- _Work instructions_:
Search the material below for the string "until" and list each line that holds it.

· · ·

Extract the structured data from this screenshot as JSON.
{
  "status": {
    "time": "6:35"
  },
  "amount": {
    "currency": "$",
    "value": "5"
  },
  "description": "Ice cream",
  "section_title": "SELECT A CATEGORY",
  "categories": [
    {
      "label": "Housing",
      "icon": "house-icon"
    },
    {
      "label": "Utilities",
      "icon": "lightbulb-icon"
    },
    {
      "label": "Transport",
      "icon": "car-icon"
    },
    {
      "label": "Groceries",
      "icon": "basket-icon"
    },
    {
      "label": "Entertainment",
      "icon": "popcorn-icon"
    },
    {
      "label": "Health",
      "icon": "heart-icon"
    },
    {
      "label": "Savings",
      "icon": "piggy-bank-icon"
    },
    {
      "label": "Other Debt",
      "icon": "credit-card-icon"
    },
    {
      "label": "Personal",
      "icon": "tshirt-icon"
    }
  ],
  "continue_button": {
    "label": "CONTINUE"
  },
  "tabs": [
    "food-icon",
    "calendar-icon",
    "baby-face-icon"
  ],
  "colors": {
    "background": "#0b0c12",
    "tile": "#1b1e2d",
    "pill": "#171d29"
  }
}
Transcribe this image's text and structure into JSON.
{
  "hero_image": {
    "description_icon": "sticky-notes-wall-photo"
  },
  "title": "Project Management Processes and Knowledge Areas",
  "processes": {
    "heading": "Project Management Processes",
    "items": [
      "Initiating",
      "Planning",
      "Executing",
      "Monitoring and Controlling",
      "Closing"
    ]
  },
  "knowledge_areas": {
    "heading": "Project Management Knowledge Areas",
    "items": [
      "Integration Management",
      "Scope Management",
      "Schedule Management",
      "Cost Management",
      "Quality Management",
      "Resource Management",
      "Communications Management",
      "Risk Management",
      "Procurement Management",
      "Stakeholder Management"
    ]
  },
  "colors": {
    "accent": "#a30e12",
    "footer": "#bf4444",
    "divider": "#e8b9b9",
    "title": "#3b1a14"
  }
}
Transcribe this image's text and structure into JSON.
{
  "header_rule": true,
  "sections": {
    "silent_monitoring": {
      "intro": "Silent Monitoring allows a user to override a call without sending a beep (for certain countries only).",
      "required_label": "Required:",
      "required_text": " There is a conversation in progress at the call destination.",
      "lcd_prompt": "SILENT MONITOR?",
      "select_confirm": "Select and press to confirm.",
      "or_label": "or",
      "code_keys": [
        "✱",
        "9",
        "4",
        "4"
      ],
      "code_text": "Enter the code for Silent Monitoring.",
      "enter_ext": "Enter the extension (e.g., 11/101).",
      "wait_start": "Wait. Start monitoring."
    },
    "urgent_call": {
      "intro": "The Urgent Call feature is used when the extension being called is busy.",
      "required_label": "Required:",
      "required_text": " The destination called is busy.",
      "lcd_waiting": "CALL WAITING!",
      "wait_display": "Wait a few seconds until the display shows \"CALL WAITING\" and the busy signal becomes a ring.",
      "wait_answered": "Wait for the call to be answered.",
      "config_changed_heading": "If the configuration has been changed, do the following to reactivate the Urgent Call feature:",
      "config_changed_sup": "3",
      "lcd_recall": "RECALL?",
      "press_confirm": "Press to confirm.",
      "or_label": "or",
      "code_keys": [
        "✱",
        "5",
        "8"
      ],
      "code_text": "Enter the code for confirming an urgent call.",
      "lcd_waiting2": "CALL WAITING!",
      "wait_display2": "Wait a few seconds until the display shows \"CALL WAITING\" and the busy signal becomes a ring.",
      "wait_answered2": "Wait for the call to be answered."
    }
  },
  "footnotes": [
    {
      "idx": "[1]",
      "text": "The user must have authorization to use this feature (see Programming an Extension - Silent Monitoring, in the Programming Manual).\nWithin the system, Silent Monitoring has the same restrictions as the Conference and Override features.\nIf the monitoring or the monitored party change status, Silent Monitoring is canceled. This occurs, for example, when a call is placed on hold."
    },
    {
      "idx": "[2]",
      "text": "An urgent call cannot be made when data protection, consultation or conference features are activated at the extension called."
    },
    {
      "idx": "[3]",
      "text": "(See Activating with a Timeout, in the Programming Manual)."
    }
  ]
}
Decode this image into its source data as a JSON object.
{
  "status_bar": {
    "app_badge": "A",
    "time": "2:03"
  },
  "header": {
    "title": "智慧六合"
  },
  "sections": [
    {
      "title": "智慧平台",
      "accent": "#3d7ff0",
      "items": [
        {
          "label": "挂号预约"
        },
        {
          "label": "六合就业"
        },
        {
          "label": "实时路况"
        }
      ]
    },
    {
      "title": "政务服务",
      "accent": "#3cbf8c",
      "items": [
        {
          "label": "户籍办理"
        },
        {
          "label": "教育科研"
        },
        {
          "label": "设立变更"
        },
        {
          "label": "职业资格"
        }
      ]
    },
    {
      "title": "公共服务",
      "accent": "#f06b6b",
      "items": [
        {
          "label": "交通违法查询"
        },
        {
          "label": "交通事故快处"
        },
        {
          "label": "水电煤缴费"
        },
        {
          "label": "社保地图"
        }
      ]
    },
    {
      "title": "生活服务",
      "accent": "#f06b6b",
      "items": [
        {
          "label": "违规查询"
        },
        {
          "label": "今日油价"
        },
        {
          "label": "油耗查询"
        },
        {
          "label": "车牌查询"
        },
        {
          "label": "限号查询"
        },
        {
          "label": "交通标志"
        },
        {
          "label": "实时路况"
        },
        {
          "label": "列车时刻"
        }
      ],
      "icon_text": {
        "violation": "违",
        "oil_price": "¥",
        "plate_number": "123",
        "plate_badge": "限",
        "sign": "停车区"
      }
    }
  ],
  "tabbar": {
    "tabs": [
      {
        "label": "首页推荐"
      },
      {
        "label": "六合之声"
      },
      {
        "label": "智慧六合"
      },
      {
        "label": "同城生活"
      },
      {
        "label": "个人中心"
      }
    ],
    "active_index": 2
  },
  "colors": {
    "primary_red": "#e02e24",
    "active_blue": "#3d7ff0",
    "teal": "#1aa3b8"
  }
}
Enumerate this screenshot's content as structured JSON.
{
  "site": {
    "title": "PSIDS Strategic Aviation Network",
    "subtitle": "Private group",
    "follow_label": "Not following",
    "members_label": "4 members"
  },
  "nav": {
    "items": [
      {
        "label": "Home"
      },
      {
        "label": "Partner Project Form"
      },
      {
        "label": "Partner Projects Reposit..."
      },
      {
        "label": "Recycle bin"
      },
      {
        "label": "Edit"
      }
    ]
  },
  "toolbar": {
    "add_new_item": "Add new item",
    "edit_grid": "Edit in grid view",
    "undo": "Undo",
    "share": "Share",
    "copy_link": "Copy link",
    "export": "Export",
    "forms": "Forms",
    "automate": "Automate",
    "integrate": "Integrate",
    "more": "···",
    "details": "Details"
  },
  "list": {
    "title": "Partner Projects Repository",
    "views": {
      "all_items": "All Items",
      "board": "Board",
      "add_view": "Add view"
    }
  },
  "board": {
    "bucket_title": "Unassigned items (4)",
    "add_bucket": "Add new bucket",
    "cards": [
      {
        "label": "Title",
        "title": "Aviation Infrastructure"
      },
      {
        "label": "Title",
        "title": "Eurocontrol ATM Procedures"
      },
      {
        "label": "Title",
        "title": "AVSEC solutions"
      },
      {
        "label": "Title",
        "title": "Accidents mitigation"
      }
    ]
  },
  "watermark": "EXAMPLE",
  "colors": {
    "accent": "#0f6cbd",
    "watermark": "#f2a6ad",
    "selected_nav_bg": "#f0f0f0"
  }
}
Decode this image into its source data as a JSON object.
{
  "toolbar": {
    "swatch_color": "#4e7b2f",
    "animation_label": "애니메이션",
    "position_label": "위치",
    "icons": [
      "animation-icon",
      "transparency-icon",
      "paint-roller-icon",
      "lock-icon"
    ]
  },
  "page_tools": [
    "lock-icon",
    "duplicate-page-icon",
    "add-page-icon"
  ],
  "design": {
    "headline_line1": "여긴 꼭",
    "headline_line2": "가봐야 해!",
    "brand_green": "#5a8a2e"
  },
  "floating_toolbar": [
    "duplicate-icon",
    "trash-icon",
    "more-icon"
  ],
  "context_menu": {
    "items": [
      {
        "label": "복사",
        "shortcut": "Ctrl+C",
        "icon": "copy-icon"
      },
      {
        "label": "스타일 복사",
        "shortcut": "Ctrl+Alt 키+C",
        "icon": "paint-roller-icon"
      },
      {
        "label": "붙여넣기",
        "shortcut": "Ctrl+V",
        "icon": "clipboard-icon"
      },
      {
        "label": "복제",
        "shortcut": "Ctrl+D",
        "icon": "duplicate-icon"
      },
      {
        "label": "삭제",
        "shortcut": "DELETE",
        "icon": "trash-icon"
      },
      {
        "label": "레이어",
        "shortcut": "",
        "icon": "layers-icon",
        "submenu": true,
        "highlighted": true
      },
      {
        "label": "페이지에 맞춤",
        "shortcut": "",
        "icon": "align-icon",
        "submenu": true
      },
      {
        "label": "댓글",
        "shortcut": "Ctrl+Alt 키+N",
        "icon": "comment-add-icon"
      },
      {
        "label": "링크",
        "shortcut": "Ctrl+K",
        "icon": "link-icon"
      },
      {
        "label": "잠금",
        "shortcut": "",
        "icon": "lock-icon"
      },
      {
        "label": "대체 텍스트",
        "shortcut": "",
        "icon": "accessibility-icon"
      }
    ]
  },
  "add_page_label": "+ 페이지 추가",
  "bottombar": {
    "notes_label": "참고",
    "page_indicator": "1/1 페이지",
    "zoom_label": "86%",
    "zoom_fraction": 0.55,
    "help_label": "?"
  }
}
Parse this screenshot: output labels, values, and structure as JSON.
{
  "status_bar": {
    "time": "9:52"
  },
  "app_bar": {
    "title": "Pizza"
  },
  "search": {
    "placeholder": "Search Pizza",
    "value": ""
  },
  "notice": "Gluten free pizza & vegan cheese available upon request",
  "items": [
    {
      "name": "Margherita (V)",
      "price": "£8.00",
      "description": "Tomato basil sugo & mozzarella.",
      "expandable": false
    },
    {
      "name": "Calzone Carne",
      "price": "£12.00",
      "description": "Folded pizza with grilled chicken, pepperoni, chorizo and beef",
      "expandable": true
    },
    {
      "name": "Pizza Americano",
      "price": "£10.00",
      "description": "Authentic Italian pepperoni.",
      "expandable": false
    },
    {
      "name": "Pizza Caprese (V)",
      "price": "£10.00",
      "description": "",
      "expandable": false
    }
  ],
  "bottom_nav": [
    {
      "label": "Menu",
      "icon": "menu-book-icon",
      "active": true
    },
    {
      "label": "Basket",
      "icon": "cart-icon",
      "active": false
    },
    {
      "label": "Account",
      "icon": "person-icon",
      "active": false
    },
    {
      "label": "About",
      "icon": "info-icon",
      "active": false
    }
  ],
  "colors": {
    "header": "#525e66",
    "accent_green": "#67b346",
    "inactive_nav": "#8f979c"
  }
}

· · ·

- _Solution for this task_:
      "wait_display": "Wait a few seconds until the display shows \"CALL WAITING\" and the busy signal becomes a ring.",
      "wait_display2": "Wait a few seconds until the display shows \"CALL WAITING\" and the busy signal becomes a ring.",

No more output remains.